• Article:
Houston Chronicle Sunday

THE MANY REASONS THE WR WILL FULLER IS ONE

FOR THE TEXANS

- brian.smith@chron.com twitter.com/chronbrian­smith BRIAN T. SMITH

After the tears fell, Will Fuller became in awe of the names.

From Andre Johnson to DeAndre Hopkins and Philadelph­ia-made Jaelen Strong.

Brock Osweiler, Lamar Miller and the Texans’ suddenly state-of-the-art offense, which now has the No. 21 overall pick of the 2016 NFL draft added to its young, athletic, highly intriguing core.

And this is what a Philly kid who’s faster than almost every other football player on the planet says when the power of the truth finally hits him.

That he can be a part of this. That his father’s getting up at 4 a.m. every darn day to inspire a family will soon pay off in a way Fuller’s sisters and brothers once could have never imagined. That all the people who always told him just how special he was — Fuller never listened; he had to feel the real burn himself — were actually right.

He’s a first-round pick. He’s in the NFL. He’s a Texan.

“It’s crazy,” Fuller said. “It’s a surreal feeling.”

It was a slow rise to a ridiculous 4.28 seconds in the 40-yard dash.

• Information supplied:
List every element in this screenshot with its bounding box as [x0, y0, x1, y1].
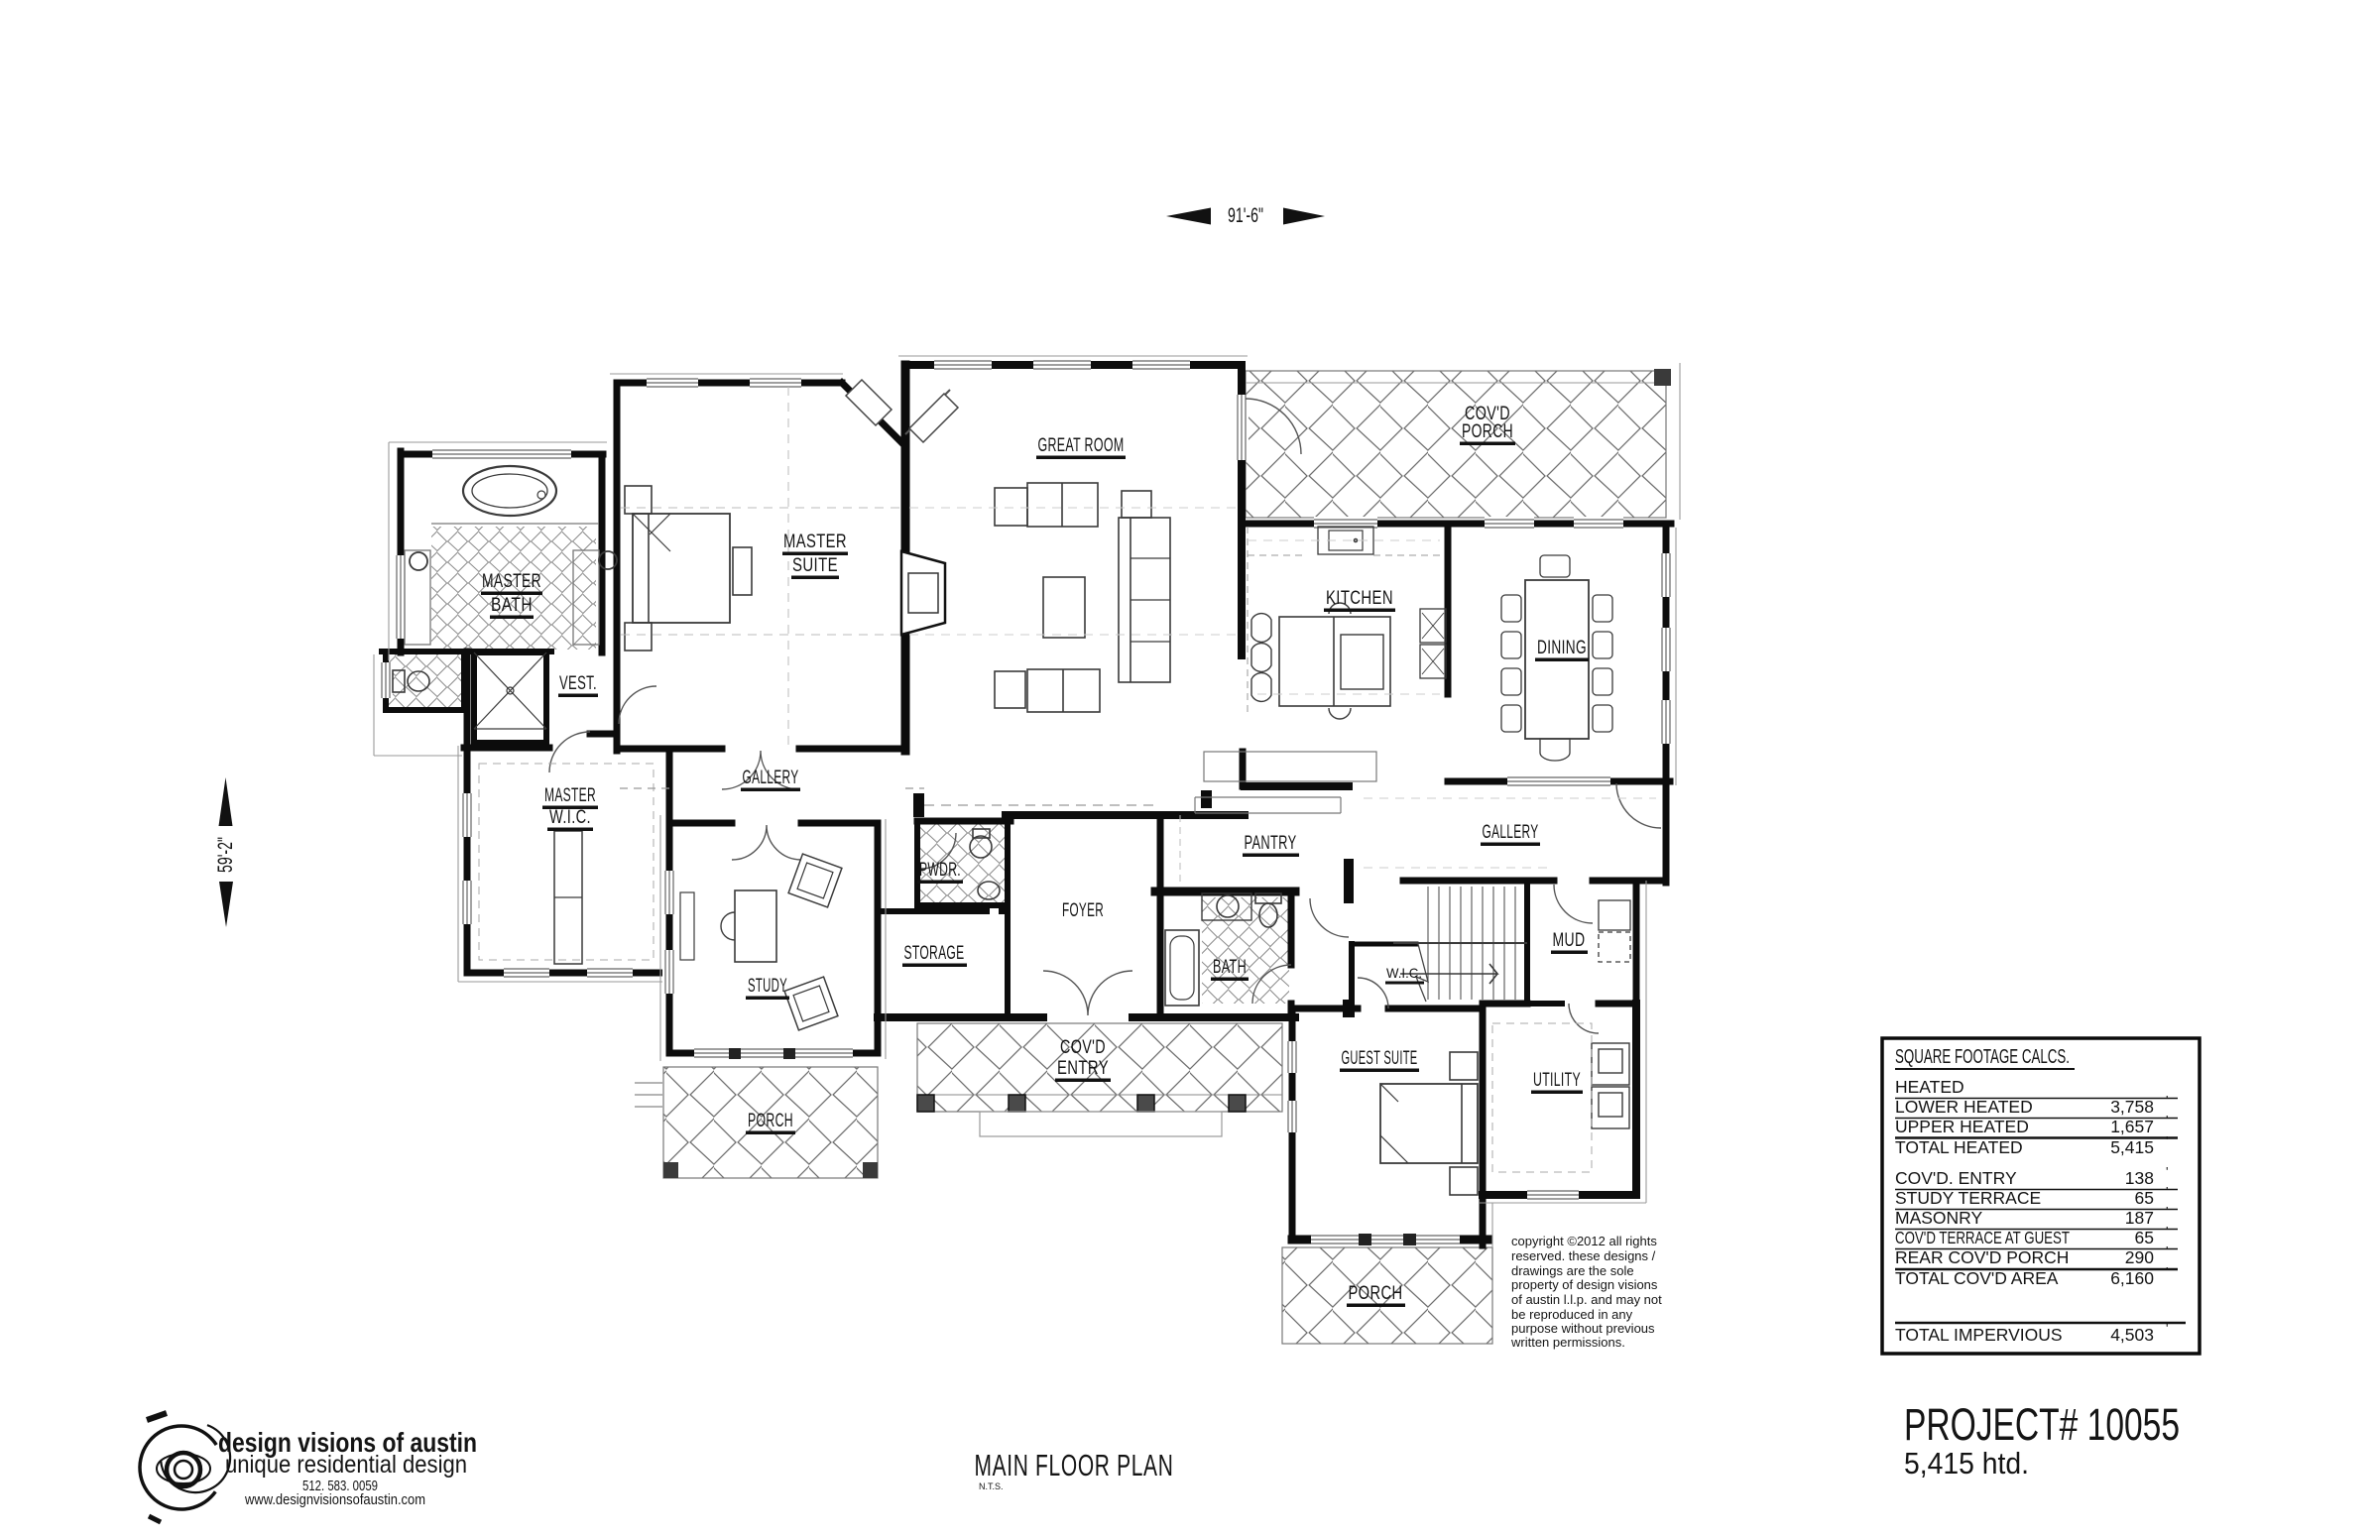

• Written instruction:
What 40-yard dash time does the article give for Will Fuller? The material comes from a different source than the article.

• Response:
4.28 seconds.